Would you please copy every line from the records that contains the word "nebst"?

- - - - - - -

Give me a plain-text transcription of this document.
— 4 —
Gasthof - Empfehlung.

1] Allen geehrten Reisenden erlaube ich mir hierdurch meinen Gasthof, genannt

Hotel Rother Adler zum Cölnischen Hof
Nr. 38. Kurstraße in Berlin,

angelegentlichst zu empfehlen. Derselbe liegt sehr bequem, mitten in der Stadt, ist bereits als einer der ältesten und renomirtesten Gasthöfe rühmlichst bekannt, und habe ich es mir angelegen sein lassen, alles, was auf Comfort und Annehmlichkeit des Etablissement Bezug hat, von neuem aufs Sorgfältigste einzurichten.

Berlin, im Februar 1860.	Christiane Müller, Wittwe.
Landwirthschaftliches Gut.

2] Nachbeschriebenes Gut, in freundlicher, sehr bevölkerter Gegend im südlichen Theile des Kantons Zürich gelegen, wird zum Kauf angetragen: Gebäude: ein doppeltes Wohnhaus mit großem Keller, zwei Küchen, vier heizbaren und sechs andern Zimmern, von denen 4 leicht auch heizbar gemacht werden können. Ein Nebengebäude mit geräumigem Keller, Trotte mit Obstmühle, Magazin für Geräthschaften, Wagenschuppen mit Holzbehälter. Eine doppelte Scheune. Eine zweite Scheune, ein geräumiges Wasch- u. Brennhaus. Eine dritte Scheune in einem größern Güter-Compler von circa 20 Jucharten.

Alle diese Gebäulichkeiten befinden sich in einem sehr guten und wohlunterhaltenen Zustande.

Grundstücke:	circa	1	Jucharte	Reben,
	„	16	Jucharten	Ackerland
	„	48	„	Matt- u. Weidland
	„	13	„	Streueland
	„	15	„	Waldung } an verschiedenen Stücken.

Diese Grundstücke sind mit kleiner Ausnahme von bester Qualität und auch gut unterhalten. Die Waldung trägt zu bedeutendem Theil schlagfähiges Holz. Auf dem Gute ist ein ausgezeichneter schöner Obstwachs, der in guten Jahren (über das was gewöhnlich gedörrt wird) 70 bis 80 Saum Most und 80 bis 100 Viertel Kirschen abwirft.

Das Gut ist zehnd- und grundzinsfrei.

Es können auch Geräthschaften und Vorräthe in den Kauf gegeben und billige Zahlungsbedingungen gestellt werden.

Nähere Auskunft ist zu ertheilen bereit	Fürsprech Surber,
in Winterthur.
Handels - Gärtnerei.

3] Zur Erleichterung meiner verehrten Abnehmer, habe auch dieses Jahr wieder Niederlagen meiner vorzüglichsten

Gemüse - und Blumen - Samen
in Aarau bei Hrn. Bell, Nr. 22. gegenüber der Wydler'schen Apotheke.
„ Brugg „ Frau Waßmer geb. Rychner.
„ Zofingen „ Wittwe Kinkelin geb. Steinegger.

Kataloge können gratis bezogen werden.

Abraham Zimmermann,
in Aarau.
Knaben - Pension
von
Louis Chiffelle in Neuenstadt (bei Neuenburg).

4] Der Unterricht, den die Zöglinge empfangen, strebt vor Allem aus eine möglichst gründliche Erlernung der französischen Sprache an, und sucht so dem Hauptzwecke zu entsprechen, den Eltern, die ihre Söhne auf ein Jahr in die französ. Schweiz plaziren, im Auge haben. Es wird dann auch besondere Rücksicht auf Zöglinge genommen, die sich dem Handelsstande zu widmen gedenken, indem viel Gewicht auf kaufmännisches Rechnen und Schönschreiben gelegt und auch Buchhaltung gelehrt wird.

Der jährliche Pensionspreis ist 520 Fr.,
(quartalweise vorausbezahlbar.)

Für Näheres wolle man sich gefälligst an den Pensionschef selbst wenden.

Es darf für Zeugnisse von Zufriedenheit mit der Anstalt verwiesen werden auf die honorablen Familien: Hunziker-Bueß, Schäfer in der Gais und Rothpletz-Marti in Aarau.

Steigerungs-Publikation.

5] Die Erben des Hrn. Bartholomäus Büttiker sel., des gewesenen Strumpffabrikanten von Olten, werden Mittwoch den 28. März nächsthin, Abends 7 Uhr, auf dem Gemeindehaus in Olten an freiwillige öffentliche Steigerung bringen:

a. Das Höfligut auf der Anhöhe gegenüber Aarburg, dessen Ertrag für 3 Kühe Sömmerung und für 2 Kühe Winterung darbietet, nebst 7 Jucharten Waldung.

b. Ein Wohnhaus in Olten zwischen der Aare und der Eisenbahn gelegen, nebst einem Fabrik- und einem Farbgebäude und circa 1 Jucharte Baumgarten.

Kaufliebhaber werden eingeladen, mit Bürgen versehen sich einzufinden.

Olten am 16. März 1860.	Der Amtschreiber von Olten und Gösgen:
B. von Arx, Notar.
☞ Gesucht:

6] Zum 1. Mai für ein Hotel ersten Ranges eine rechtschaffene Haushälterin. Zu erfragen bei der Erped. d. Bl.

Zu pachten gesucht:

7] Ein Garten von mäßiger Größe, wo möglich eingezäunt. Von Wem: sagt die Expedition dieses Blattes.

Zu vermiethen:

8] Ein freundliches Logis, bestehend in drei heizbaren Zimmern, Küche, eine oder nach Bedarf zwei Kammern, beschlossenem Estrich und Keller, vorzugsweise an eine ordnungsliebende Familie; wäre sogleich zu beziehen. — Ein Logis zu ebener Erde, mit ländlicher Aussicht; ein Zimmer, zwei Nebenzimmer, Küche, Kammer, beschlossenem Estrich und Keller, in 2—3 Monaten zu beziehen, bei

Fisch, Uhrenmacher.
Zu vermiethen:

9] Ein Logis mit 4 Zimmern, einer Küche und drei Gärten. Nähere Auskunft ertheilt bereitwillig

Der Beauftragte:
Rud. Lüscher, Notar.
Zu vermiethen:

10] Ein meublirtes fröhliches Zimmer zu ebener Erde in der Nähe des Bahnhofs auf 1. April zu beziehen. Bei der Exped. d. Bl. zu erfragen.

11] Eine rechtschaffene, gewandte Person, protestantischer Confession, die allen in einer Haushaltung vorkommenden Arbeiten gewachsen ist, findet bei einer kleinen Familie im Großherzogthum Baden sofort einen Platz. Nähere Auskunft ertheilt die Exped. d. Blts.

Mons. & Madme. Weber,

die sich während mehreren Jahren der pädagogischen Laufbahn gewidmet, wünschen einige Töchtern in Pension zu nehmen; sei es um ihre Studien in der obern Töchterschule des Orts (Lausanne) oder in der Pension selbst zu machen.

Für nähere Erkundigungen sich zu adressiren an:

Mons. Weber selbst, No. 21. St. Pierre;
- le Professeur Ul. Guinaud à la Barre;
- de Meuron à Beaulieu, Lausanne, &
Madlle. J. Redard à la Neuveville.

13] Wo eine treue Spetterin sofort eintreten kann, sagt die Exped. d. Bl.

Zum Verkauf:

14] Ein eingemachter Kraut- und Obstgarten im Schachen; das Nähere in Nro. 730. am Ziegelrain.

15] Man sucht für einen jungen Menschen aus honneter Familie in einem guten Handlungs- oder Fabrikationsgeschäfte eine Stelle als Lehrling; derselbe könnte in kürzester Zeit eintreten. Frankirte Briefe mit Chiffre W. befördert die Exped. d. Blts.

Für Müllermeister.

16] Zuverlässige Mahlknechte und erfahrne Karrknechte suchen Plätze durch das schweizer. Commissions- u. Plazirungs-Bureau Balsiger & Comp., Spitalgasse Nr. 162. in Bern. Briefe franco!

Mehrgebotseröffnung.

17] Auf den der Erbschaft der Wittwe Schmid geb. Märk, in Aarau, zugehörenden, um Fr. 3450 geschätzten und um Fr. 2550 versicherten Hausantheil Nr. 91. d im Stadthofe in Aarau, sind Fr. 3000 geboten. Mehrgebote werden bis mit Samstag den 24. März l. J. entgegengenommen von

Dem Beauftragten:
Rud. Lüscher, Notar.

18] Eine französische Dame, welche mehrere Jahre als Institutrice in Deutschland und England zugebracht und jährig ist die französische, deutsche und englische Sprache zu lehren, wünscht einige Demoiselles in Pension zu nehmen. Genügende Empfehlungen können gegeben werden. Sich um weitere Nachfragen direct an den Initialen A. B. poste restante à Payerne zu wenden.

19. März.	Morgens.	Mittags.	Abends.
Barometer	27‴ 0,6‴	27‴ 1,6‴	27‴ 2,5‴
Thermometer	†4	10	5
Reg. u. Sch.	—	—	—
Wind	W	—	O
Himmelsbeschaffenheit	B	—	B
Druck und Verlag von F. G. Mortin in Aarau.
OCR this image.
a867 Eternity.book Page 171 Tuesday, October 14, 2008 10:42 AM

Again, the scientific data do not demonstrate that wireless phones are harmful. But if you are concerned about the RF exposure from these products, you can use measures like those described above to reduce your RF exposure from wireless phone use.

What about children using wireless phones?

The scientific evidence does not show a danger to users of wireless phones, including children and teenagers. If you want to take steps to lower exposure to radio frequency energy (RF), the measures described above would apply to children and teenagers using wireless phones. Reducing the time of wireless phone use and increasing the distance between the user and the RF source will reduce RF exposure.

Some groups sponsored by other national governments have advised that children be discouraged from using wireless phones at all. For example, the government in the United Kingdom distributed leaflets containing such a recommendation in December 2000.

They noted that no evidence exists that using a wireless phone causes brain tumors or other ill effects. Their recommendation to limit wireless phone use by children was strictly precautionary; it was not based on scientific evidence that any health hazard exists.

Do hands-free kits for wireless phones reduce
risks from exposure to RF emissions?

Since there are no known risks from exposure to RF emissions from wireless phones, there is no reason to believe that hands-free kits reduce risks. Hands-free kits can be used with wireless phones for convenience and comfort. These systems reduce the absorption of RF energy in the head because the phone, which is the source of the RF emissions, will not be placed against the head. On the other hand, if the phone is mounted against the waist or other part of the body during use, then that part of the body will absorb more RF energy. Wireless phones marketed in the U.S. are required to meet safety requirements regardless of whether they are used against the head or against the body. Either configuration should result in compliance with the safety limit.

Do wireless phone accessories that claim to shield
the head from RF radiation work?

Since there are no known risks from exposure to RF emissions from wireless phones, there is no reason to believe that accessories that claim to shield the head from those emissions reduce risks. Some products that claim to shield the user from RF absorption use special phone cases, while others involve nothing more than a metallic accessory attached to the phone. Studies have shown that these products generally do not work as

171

- - - - - - -

◆ Response ◆
a. Das Höfligut auf der Anhöhe gegenüber Aarburg, dessen Ertrag für 3 Kühe Sömmerung und für 2 Kühe Winterung darbietet, nebst 7 Jucharten Waldung.
b. Ein Wohnhaus in Olten zwischen der Aare und der Eisenbahn gelegen, nebst einem Fabrik- und einem Farbgebäude und circa 1 Jucharte Baumgarten.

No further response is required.